**EXCERPT TO READ**
━━━━
Suppose that $\epsilon_1,\ldots,\epsilon_n$ is a sequence of independent random variables, each taking the values $1,-1$ both with probability $1/2$. If $\alpha_1,\ldots,\alpha_n$ is a sequence of real numbers, define a random variable $Z$ and $\sigma\ge 0$ by,
$$Z = \sum_{k=1}^n\epsilon_k\alpha_k,\ \sigma^2 = \sum_{k=1}^n\alpha_k^2$$ so that $Z$ has mean zero and variance $\sigma^2$.
How can we show that
$$E[Z^4] \le 3\sigma^4$$
Let $b_k=a_k\epsilon_k$. When you expand out $$ Z^4=\left(\sum b_k\right)^4, $$ you get terms like $$ b_i^4,\quad b_i^2b_j^2,\quad b_i^3b_j,\quad b_i^2b_jb_k,\quad b_ib_jb_kb_\ell, $$ where $i,j,k,\ell$ are distinct indices. The expectations of each of these (using the fact that the variables are independent with zero mean) are equal to $$ a_i^4,\quad a_i^2a_j^2,\quad 0,\quad 0,\quad0. $$ Therefore, $$ E[Z^4] = \sum_ia_i^4+3\sum_{i\neq j}a_i^2a_J^2\le 3\sum_{i,j}a_i^2a_j^2= 3(\sigma^2)^2 $$
━━━━
**AVAILABLE DATA**
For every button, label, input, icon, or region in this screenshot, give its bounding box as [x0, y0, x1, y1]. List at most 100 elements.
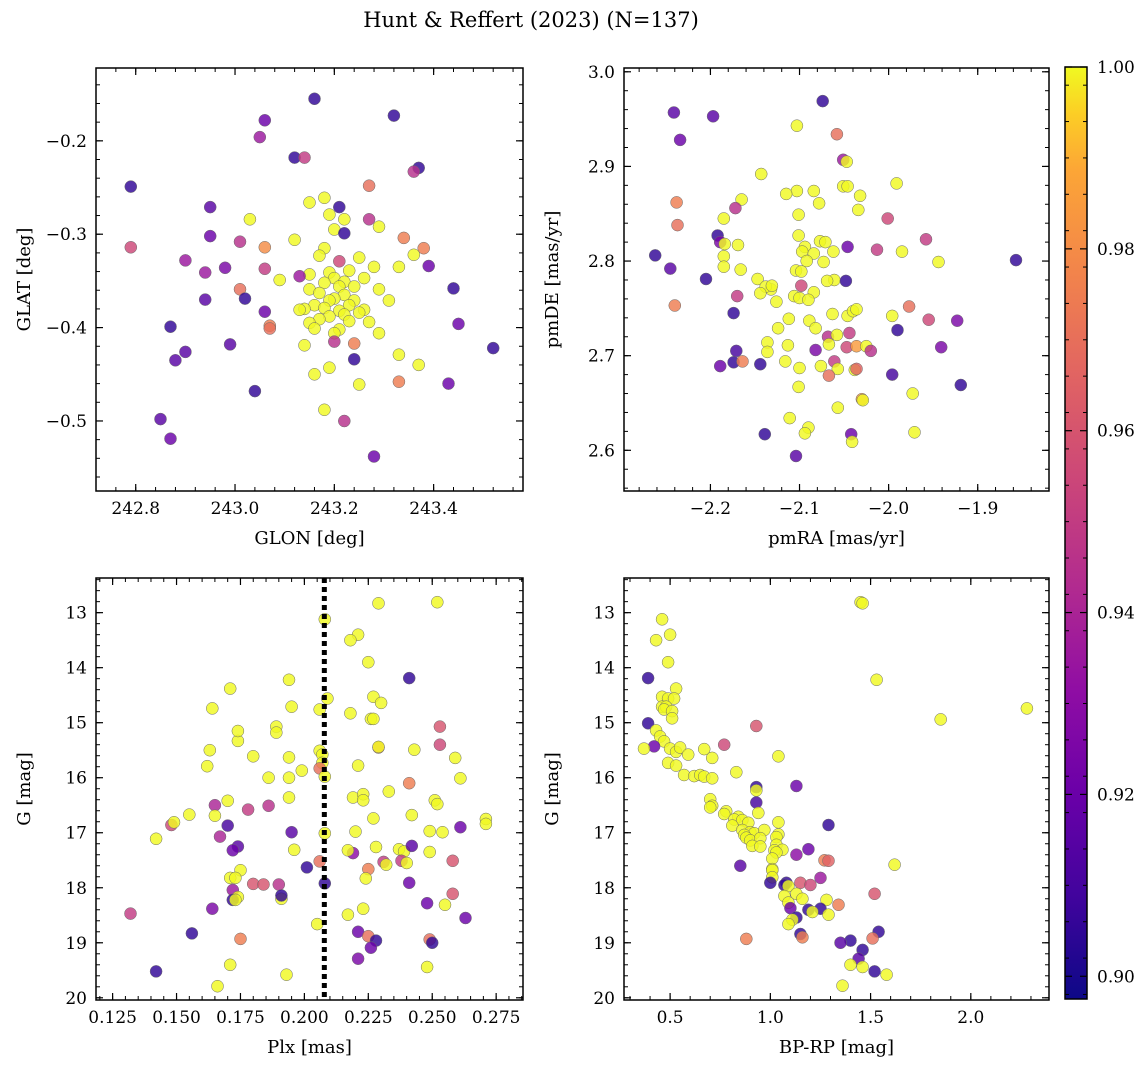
━━━━
**TASK**
Answer these from the text on bounding the fourth moment of Z:
(a) Which values does each $\epsilon_k$ take, and with what probability?
(b) What mean and variance does $Z$ have?
(c) What is the expectation of each term of the forms $b_i^3b_j$, $b_i^2b_jb_k$ and $b_ib_jb_kb_\ell$?

**WORKED ANSWER**
(a) Each $\epsilon_k$ takes the values $1$ and $-1$, both with probability $1/2$.
(b) $Z$ has mean zero and variance $\sigma^2$.
(c) The expectation of each of them is $0$.